• [Task statement] Select the lines below containing the word "rendering".

• [Given entries]
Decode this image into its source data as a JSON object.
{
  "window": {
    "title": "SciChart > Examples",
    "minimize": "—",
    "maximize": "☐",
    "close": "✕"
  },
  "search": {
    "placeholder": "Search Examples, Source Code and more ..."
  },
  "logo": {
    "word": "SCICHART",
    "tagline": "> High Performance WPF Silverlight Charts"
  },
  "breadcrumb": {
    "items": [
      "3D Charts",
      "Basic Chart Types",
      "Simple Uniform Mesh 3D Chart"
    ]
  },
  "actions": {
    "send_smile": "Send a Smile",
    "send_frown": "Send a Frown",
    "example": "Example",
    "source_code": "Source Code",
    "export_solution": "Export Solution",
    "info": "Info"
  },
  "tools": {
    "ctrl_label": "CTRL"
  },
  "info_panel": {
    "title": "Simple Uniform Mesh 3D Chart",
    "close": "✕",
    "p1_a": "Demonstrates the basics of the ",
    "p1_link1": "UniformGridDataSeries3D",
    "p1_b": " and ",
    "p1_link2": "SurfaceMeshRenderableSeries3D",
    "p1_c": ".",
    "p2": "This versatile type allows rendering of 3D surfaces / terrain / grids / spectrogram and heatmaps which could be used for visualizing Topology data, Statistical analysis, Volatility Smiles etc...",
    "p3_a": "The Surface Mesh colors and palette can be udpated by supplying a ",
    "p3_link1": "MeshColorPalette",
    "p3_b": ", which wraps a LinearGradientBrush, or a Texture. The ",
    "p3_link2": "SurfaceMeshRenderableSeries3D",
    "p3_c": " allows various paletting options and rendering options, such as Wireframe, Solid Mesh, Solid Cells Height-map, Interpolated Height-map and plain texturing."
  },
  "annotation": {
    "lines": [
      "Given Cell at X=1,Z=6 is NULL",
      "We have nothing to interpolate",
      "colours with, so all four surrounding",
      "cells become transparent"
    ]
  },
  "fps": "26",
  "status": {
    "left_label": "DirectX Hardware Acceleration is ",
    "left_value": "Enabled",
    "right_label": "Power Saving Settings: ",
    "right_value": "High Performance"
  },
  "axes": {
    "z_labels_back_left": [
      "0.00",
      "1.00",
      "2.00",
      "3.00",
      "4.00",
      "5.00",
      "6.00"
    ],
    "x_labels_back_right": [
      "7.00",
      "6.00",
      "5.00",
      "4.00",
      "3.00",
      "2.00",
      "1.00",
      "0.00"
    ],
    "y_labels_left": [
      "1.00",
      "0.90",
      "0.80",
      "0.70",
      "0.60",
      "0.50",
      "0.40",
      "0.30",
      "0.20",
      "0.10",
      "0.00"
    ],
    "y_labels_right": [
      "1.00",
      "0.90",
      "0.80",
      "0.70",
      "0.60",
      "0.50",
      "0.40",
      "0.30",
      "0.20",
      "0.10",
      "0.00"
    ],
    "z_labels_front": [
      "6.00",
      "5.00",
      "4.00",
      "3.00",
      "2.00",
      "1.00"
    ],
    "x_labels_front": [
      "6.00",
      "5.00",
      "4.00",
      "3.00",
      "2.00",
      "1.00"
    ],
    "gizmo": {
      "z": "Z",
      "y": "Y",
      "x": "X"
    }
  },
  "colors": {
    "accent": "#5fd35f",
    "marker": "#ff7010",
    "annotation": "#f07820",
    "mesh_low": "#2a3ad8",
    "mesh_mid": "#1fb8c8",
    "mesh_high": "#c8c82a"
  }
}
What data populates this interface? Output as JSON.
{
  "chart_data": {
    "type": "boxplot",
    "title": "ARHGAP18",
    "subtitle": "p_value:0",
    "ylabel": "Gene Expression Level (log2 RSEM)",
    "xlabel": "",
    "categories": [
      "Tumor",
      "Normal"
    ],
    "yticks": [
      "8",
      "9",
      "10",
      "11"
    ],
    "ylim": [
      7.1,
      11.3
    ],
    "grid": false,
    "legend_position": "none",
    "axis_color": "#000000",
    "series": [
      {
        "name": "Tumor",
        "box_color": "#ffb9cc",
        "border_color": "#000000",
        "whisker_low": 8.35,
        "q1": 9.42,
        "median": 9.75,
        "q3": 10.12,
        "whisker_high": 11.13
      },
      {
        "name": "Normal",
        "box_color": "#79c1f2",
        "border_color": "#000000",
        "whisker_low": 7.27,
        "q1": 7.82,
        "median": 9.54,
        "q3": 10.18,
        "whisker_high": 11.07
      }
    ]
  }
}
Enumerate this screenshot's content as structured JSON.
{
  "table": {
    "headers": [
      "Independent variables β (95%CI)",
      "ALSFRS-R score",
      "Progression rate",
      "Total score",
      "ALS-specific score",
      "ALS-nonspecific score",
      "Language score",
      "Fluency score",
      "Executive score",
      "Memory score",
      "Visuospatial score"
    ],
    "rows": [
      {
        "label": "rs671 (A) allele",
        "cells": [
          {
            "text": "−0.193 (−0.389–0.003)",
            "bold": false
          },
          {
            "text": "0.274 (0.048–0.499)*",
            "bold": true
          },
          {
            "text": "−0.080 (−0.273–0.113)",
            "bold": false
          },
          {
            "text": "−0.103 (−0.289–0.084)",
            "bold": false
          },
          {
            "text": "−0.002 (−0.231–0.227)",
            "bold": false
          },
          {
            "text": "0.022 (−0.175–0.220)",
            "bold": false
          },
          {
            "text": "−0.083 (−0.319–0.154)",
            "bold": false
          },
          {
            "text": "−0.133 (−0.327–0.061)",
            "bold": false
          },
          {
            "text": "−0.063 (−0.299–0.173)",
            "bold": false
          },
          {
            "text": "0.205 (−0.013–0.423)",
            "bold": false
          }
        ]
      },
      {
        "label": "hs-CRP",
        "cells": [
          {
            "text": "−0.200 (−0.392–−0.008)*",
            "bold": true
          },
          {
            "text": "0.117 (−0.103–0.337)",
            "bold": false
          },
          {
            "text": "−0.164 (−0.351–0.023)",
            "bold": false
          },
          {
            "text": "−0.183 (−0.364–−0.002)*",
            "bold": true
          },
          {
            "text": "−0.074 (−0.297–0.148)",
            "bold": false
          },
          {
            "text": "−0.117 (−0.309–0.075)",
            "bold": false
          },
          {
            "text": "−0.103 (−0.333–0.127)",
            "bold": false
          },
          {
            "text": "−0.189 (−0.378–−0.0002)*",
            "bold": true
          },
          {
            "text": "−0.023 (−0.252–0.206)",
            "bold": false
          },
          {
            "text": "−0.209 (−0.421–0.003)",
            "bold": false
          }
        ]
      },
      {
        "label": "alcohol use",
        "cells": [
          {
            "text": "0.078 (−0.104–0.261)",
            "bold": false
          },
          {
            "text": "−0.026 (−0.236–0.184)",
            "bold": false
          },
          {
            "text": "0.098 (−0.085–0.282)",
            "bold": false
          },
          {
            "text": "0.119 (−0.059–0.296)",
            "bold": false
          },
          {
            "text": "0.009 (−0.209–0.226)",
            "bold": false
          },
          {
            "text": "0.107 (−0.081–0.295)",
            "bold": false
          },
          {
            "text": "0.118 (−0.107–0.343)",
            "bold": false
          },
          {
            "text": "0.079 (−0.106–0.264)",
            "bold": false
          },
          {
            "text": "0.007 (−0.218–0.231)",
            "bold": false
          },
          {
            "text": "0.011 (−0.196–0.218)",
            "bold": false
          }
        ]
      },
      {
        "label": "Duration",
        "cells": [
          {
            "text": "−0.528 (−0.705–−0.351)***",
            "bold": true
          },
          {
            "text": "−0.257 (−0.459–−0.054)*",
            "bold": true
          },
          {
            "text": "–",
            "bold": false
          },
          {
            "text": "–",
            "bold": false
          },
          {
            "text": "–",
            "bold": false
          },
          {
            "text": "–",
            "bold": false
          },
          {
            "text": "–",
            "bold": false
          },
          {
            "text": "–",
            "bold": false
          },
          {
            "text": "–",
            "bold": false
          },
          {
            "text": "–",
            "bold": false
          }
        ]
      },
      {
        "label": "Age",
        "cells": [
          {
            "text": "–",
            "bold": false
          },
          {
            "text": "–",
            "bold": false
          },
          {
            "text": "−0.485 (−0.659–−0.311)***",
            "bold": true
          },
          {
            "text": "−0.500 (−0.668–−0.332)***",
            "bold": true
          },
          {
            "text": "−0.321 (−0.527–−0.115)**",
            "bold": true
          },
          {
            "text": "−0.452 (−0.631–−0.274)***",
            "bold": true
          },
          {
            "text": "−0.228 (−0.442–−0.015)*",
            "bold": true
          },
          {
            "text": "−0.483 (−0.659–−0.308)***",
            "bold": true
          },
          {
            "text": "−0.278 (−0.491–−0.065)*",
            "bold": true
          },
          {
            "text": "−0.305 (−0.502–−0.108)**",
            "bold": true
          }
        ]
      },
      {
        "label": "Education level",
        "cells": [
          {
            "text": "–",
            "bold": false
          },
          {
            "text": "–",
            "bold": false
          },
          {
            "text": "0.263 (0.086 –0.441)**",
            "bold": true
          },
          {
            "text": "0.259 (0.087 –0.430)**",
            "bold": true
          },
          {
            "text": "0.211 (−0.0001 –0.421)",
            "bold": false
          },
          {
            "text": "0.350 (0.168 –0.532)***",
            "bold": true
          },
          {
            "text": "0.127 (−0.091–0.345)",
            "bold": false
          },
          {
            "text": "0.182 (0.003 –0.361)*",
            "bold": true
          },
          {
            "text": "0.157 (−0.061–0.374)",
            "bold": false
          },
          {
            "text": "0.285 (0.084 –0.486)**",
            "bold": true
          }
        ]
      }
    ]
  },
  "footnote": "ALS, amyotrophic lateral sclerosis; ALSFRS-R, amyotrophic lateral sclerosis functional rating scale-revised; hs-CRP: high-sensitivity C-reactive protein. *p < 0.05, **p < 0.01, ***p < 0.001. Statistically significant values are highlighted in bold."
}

• [Solution to this task]
    "p2": "This versatile type allows rendering of 3D surfaces / terrain / grids / spectrogram and heatmaps which could be used for visualizing Topology data, Statistical analysis, Volatility Smiles etc...",
    "p3_c": " allows various paletting options and rendering options, such as Wireframe, Solid Mesh, Solid Cells Height-map, Interpolated Height-map and plain texturing."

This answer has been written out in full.